— begin Provided entries —

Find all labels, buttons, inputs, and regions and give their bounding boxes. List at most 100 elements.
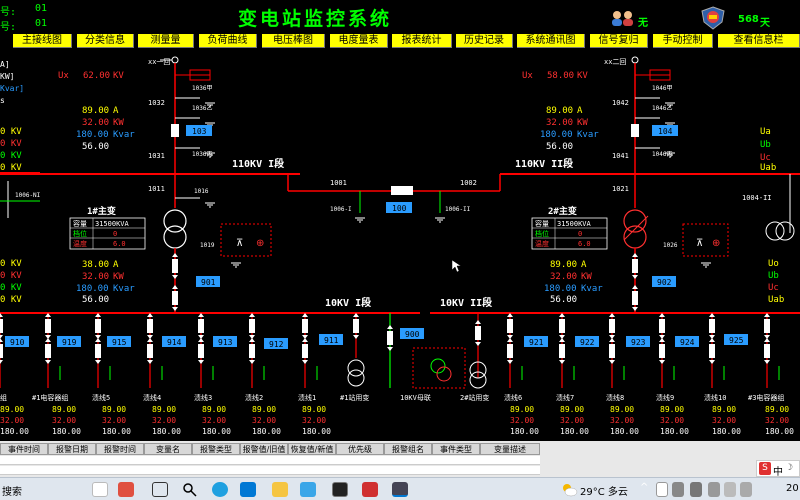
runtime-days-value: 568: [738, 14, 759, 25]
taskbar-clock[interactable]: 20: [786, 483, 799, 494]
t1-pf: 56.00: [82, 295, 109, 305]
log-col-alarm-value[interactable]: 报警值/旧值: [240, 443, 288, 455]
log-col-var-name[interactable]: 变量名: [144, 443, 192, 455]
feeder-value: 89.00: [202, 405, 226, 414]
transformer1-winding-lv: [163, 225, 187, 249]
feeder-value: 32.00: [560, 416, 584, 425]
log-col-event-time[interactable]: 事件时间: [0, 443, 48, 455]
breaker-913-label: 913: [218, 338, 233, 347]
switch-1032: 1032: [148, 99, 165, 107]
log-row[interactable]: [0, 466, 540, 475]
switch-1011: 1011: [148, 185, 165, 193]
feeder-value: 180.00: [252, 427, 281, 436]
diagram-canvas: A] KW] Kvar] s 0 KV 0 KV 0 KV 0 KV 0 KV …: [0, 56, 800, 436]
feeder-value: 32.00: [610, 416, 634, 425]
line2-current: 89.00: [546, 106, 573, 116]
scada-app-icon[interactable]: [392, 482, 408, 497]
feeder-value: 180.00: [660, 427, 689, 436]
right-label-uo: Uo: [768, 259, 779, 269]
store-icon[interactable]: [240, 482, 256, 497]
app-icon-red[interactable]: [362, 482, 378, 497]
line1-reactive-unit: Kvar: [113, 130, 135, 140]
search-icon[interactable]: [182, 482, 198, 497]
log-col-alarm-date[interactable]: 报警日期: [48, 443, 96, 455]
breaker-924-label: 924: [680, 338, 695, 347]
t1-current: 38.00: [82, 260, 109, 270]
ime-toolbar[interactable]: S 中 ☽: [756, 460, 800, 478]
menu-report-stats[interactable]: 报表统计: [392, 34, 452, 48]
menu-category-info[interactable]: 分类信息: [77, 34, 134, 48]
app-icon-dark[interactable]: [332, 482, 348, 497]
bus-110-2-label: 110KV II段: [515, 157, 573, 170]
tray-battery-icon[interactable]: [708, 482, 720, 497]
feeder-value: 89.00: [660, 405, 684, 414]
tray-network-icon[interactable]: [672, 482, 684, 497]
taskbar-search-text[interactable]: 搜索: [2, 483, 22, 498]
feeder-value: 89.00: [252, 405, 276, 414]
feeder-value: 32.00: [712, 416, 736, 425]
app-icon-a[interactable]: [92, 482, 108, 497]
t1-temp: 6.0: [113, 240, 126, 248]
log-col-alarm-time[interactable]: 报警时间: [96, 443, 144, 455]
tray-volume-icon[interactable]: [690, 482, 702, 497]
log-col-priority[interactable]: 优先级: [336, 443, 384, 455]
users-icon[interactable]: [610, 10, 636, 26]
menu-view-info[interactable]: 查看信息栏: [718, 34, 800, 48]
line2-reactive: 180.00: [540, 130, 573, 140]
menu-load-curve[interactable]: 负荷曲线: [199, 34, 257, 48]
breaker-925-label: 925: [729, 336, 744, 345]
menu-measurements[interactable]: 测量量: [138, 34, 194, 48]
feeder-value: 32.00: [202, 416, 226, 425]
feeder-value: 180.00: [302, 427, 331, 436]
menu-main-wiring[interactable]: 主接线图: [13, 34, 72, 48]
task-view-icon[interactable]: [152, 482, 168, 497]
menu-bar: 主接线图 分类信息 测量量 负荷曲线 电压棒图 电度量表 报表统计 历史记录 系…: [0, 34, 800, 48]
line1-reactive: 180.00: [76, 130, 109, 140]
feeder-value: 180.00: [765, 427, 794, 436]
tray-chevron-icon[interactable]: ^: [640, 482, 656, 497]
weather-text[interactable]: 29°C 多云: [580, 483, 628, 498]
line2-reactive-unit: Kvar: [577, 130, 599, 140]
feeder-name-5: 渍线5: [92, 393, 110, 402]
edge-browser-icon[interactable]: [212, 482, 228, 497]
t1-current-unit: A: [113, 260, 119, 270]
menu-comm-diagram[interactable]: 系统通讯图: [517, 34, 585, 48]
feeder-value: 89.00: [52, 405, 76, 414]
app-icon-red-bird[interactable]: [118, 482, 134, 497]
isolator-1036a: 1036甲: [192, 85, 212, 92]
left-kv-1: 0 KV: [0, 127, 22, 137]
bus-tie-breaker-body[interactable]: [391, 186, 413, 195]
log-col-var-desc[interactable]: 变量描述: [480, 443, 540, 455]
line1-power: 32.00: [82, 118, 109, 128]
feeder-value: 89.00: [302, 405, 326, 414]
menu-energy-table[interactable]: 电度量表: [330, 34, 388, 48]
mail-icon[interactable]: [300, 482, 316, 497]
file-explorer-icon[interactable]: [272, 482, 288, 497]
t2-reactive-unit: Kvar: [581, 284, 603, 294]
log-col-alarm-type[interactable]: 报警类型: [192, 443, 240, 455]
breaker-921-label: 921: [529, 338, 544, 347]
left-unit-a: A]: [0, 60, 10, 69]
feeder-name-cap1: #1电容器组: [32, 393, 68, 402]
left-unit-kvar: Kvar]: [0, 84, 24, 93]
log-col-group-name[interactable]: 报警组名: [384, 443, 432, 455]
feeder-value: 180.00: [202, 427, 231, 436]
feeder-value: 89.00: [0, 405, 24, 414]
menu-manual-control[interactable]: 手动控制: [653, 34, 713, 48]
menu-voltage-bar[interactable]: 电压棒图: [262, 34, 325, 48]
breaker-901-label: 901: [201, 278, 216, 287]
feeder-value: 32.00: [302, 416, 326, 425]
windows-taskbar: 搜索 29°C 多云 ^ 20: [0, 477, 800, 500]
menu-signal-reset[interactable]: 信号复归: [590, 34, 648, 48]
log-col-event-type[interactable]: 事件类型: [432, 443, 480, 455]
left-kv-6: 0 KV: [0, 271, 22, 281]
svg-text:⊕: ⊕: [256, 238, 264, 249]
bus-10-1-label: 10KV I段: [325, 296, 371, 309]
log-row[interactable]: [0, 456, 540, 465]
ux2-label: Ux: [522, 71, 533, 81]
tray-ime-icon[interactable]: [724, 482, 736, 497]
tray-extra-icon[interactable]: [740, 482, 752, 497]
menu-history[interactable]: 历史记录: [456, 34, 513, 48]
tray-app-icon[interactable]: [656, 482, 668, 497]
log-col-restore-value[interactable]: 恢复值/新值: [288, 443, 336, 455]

— end Provided entries —
— begin Provided entries —

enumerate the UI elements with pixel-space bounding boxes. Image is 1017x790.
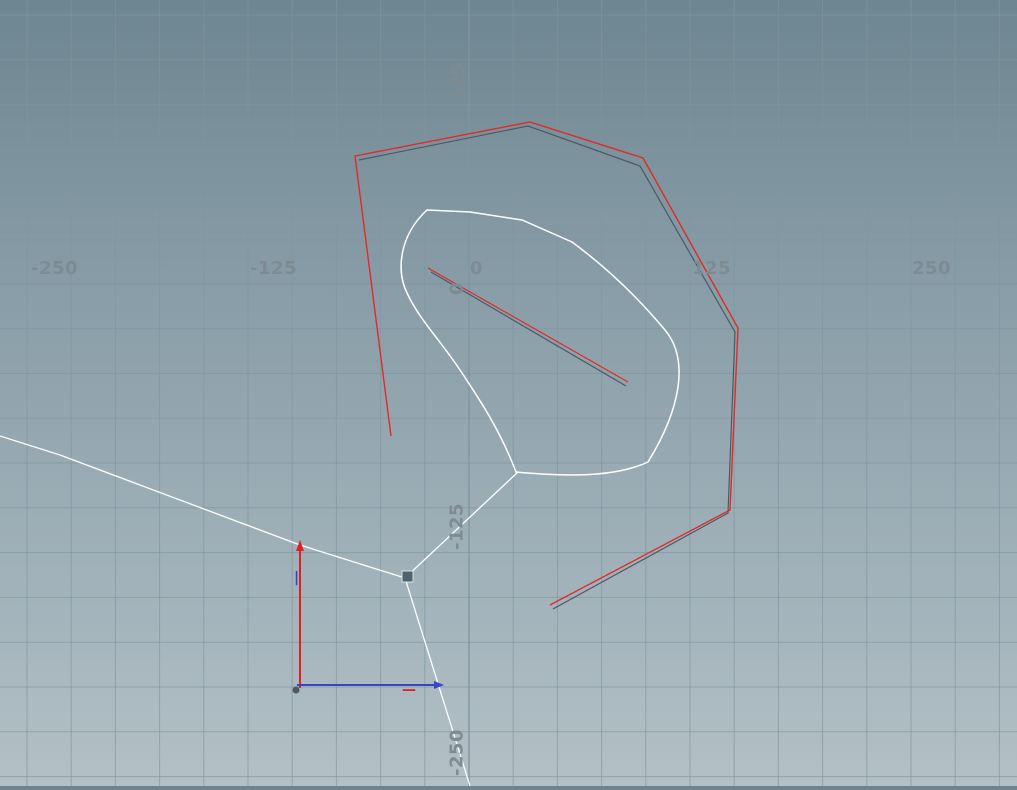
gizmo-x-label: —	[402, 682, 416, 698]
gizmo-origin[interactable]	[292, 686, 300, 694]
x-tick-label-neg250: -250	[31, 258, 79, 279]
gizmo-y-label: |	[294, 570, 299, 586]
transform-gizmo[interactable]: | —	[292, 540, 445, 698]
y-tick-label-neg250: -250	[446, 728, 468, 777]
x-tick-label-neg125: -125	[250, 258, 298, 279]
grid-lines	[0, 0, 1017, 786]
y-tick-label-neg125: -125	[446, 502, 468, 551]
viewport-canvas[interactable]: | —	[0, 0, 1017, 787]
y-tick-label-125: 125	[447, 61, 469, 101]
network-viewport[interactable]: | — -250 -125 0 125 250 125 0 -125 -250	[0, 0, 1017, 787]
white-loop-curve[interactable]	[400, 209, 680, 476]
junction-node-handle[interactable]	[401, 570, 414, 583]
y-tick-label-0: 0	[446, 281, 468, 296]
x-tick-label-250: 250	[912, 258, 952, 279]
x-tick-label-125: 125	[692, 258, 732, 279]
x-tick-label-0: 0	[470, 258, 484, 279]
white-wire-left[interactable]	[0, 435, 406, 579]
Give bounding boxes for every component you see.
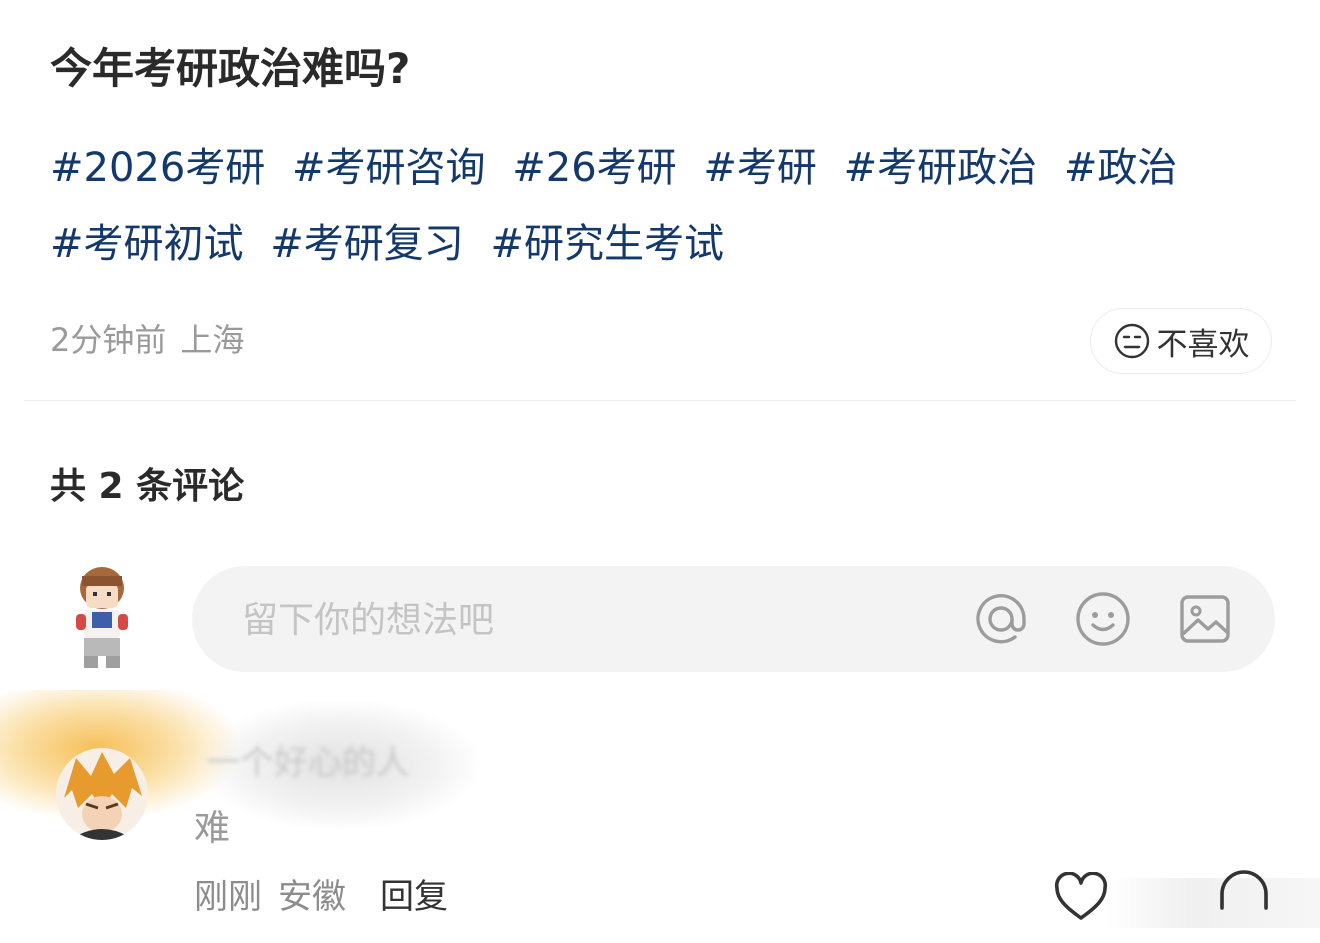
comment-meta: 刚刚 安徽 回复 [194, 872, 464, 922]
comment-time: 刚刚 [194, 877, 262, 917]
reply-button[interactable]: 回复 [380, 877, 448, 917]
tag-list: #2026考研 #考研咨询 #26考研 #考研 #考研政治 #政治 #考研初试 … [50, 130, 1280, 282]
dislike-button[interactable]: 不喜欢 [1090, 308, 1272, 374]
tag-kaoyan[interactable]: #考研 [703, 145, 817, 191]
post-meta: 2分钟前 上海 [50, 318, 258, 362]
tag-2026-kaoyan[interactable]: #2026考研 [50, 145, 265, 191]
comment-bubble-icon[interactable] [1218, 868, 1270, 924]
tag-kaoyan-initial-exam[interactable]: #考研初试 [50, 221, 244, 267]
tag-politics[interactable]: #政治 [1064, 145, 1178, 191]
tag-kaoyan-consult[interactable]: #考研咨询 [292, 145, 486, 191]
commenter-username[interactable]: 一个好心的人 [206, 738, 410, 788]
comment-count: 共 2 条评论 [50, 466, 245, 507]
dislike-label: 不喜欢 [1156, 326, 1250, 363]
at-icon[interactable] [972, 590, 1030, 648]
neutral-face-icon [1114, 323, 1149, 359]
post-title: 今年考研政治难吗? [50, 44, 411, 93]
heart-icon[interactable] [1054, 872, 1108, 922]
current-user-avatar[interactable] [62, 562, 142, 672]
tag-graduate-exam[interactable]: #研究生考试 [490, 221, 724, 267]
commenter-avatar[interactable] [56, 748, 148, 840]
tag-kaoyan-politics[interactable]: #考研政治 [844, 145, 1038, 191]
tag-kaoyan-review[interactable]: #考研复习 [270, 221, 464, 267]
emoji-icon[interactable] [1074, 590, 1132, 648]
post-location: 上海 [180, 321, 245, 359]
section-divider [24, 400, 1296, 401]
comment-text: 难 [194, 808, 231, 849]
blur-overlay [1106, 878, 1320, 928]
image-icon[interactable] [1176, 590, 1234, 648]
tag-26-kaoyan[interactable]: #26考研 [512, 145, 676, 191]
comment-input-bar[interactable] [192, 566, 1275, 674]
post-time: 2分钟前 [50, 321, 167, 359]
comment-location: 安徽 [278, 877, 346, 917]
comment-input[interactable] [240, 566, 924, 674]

— end Provided entries —
— begin Provided entries —

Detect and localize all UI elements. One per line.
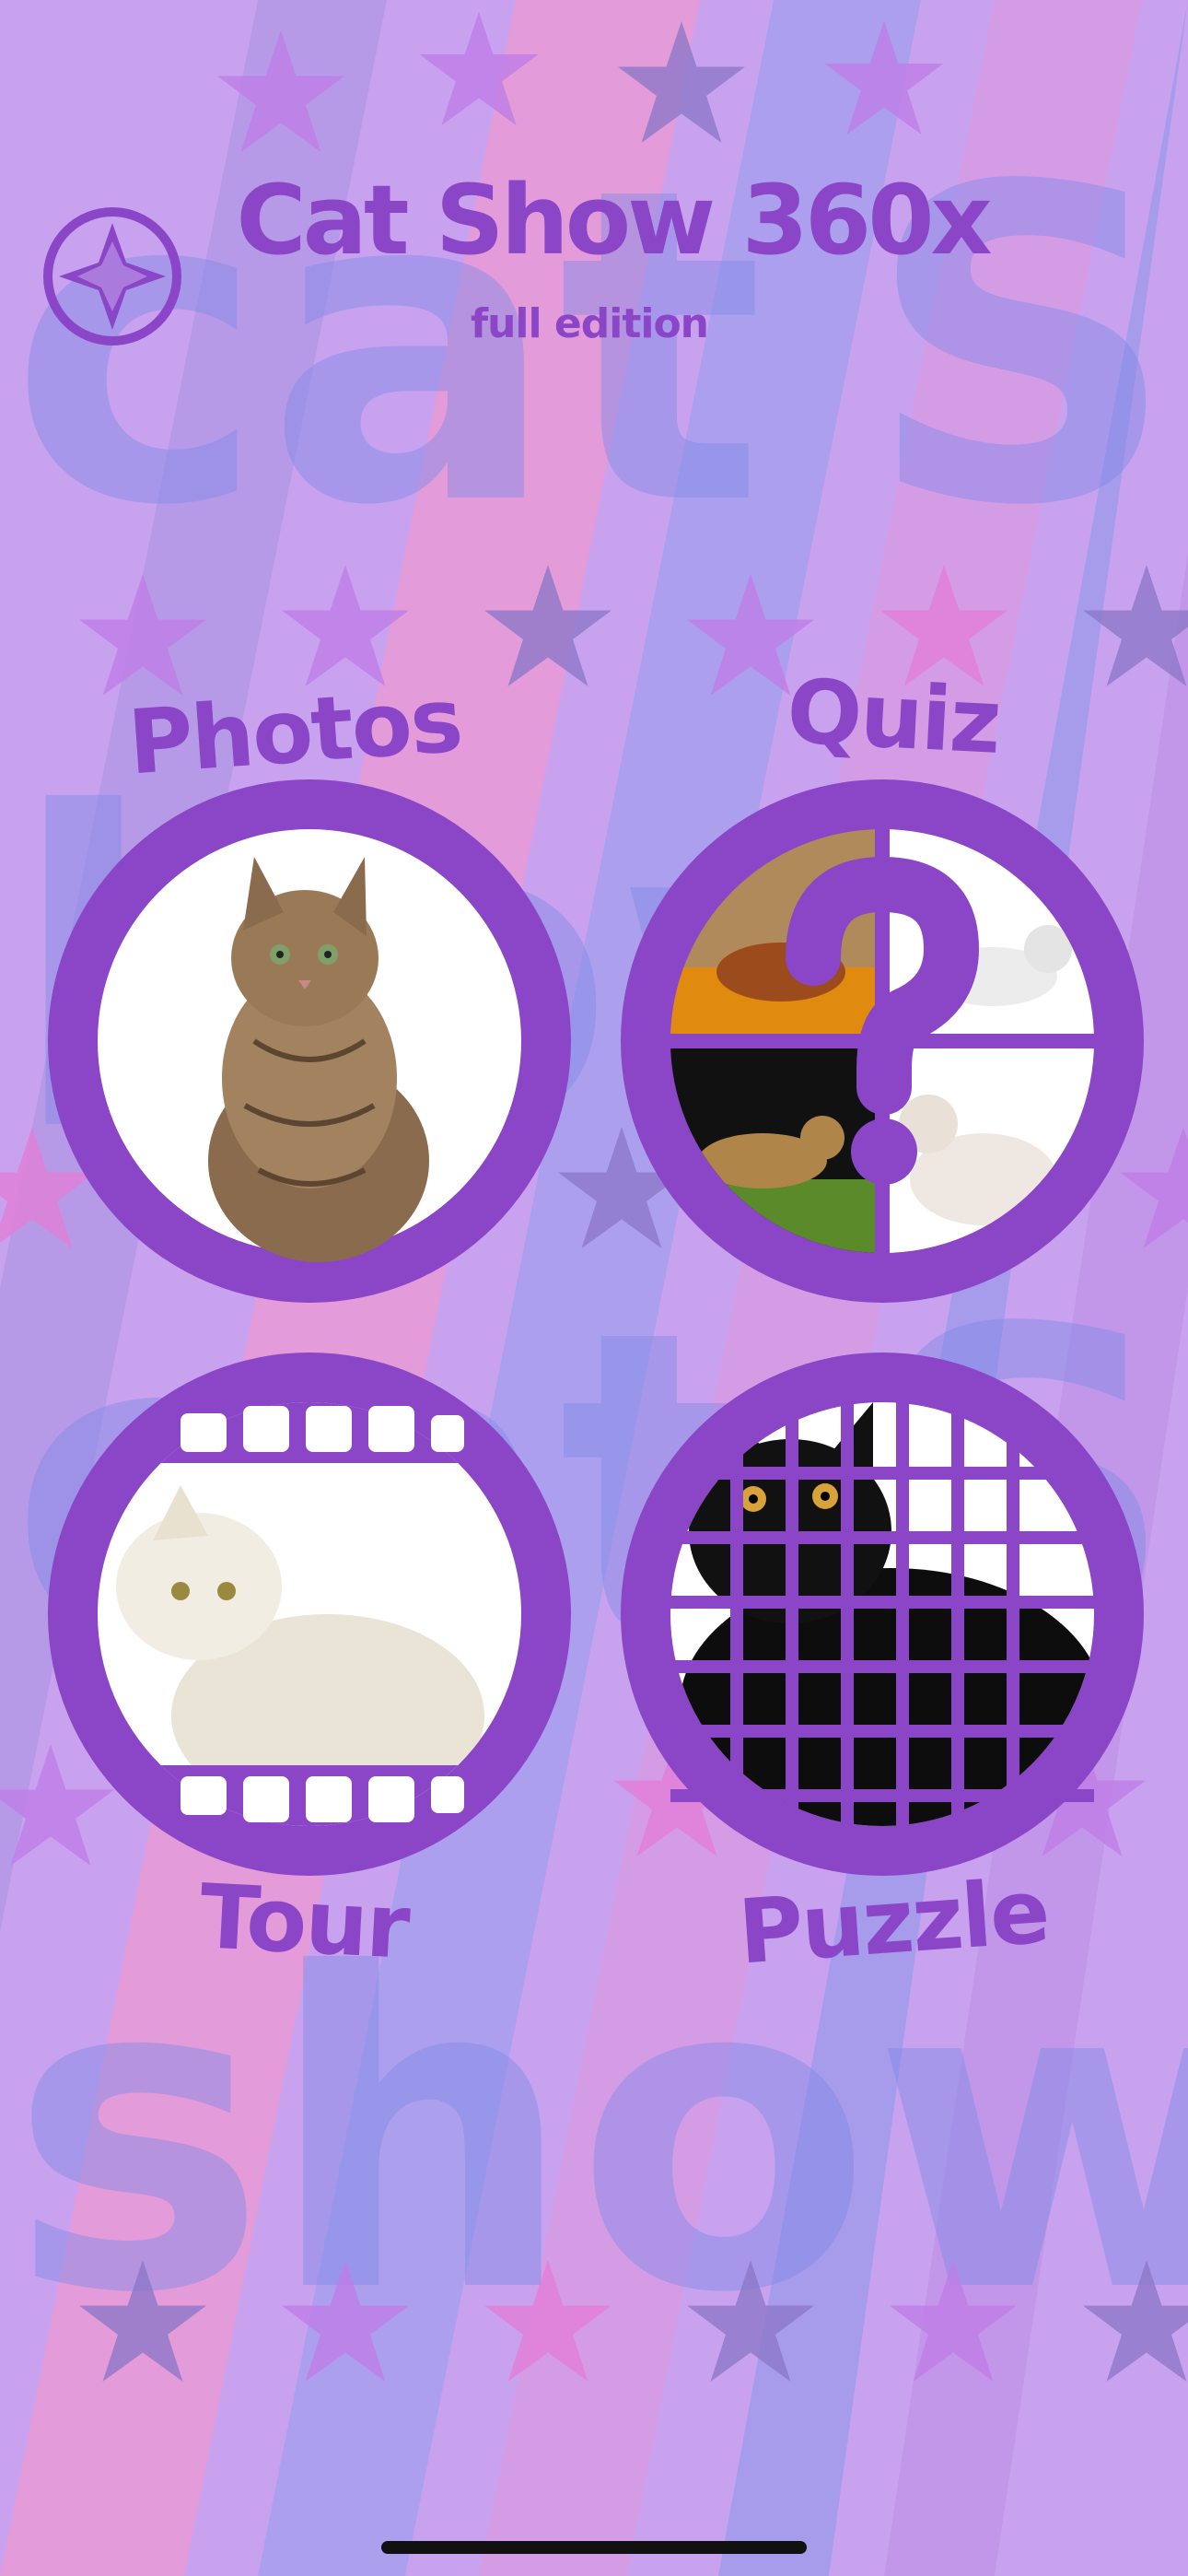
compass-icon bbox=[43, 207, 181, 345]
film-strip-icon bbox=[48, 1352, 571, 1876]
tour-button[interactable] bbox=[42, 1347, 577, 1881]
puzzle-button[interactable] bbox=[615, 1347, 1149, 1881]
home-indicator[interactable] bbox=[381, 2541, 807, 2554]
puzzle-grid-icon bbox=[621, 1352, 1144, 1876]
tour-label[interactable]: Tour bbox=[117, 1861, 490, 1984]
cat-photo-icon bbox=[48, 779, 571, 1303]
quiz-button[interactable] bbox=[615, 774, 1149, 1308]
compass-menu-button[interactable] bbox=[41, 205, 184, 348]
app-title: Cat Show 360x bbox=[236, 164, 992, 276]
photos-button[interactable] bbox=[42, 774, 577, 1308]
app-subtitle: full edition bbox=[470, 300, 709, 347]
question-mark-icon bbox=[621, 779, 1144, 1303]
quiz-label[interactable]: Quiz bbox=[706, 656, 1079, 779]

— end Provided entries —

Rewrite the material from the line with "comment-meta: 刚刚 安徽 回复 [194, 872, 464, 922]" up to and including the line with "comment-bubble-icon[interactable] [1218, 868, 1270, 924]", substituting "not-interested-button" for "dislike-button" and leaving everything else unchanged. Give only those lines.

Result of this task:
comment-meta: 刚刚 安徽 回复 [194, 872, 464, 922]
comment-time: 刚刚 [194, 877, 262, 917]
reply-button[interactable]: 回复 [380, 877, 448, 917]
tag-list: #2026考研 #考研咨询 #26考研 #考研 #考研政治 #政治 #考研初试 … [50, 130, 1280, 282]
not-interested-button[interactable]: 不喜欢 [1090, 308, 1272, 374]
tag-kaoyan[interactable]: #考研 [703, 145, 817, 191]
post-meta: 2分钟前 上海 [50, 318, 258, 362]
tag-2026-kaoyan[interactable]: #2026考研 [50, 145, 265, 191]
comment-bubble-icon[interactable] [1218, 868, 1270, 924]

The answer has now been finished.